-- BEGIN DATA SECTION --

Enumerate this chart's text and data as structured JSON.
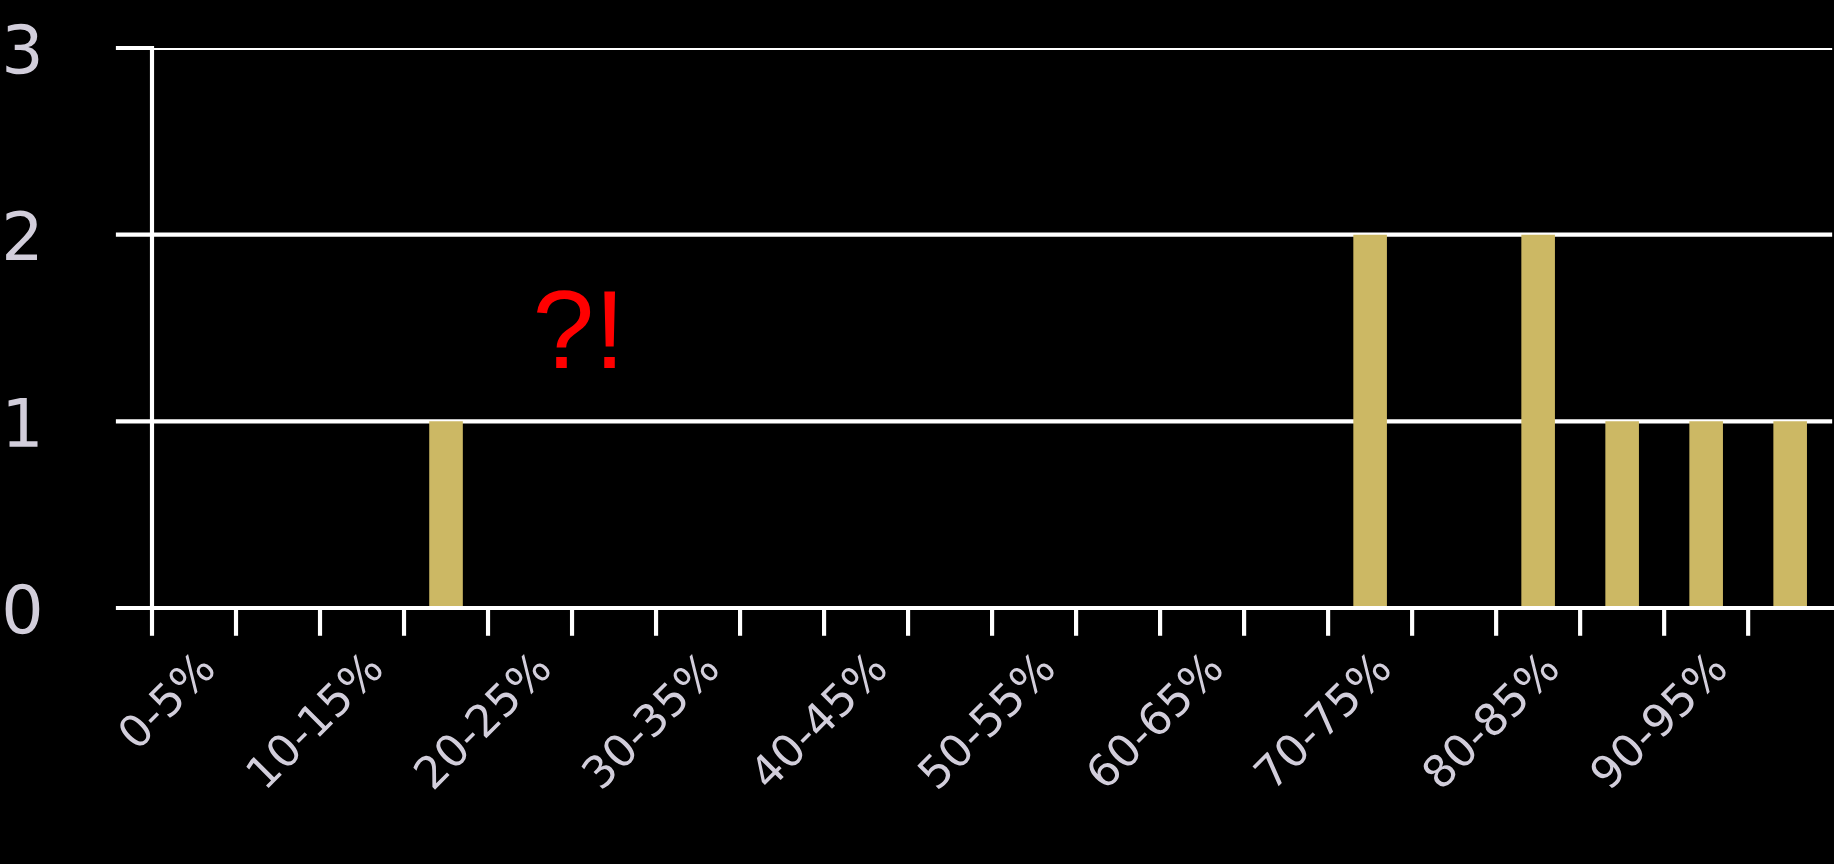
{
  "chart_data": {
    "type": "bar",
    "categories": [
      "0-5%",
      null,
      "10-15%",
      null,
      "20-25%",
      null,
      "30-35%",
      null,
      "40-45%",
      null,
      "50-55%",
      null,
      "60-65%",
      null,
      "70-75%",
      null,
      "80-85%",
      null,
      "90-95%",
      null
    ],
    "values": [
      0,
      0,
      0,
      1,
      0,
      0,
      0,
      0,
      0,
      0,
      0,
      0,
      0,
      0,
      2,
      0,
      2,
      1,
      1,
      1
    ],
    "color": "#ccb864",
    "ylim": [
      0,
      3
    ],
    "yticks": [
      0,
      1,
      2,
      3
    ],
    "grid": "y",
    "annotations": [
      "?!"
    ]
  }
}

-- END DATA SECTION --

● **THE TASK**: Without including any picture, retype the entries exactly.

● **FINISHED EXERCISE**:
Enumerate this chart's text and data as structured JSON.
{
  "chart_data": {
    "type": "bar",
    "categories": [
      "0-5%",
      null,
      "10-15%",
      null,
      "20-25%",
      null,
      "30-35%",
      null,
      "40-45%",
      null,
      "50-55%",
      null,
      "60-65%",
      null,
      "70-75%",
      null,
      "80-85%",
      null,
      "90-95%",
      null
    ],
    "values": [
      0,
      0,
      0,
      1,
      0,
      0,
      0,
      0,
      0,
      0,
      0,
      0,
      0,
      0,
      2,
      0,
      2,
      1,
      1,
      1
    ],
    "color": "#ccb864",
    "ylim": [
      0,
      3
    ],
    "yticks": [
      0,
      1,
      2,
      3
    ],
    "grid": "y",
    "annotations": [
      "?!"
    ]
  }
}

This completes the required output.